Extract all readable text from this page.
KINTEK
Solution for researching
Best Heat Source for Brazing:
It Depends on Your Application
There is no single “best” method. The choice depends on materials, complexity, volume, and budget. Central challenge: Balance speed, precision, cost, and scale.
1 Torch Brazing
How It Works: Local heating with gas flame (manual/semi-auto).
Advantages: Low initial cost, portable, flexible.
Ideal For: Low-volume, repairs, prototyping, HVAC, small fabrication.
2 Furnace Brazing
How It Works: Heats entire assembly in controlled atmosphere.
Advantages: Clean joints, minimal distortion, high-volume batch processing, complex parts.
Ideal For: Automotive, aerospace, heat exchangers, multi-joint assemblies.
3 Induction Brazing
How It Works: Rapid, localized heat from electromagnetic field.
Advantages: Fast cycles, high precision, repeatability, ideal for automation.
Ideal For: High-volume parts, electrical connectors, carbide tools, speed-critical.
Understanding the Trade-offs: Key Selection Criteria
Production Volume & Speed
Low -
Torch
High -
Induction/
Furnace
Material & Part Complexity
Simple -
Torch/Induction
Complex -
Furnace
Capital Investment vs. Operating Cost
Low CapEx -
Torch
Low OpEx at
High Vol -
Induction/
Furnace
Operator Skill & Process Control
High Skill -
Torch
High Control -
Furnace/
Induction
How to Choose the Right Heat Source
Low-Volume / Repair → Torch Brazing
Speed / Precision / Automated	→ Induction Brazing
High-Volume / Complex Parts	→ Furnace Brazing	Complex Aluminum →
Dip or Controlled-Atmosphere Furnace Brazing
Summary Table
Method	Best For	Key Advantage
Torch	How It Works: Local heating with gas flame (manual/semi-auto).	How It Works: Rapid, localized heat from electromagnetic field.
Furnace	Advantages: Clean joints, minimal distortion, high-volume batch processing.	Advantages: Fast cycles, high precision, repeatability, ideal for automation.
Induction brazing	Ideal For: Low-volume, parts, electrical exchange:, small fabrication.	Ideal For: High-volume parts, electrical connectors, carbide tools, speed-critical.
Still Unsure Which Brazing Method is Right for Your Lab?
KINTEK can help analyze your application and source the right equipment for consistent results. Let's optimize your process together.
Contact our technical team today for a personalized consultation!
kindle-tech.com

### Goal
Reproduce the data in its entirety, matching each character.

### Expected output
Extract all readable text from this page.
KINTEK
Solution for researching
Best Heat Source for Brazing:
It Depends on Your Application
There is no single “best” method. The choice depends on materials, complexity, volume, and budget. Central challenge: Balance speed, precision, cost, and scale.
1 Torch Brazing
How It Works: Local heating with gas flame (manual/semi-auto).
Advantages: Low initial cost, portable, flexible.
Ideal For: Low-volume, repairs, prototyping, HVAC, small fabrication.
2 Furnace Brazing
How It Works: Heats entire assembly in controlled atmosphere.
Advantages: Clean joints, minimal distortion, high-volume batch processing, complex parts.
Ideal For: Automotive, aerospace, heat exchangers, multi-joint assemblies.
3 Induction Brazing
How It Works: Rapid, localized heat from electromagnetic field.
Advantages: Fast cycles, high precision, repeatability, ideal for automation.
Ideal For: High-volume parts, electrical connectors, carbide tools, speed-critical.
Understanding the Trade-offs: Key Selection Criteria
Production Volume & Speed
Low -
Torch
High -
Induction/
Furnace
Material & Part Complexity
Simple -
Torch/Induction
Complex -
Furnace
Capital Investment vs. Operating Cost
Low CapEx -
Torch
Low OpEx at
High Vol -
Induction/
Furnace
Operator Skill & Process Control
High Skill -
Torch
High Control -
Furnace/
Induction
How to Choose the Right Heat Source
Low-Volume / Repair → Torch Brazing
Speed / Precision / Automated	→ Induction Brazing
High-Volume / Complex Parts	→ Furnace Brazing	Complex Aluminum →
Dip or Controlled-Atmosphere Furnace Brazing
Summary Table
Method	Best For	Key Advantage
Torch	How It Works: Local heating with gas flame (manual/semi-auto).	How It Works: Rapid, localized heat from electromagnetic field.
Furnace	Advantages: Clean joints, minimal distortion, high-volume batch processing.	Advantages: Fast cycles, high precision, repeatability, ideal for automation.
Induction brazing	Ideal For: Low-volume, parts, electrical exchange:, small fabrication.	Ideal For: High-volume parts, electrical connectors, carbide tools, speed-critical.
Still Unsure Which Brazing Method is Right for Your Lab?
KINTEK can help analyze your application and source the right equipment for consistent results. Let's optimize your process together.
Contact our technical team today for a personalized consultation!
kindle-tech.com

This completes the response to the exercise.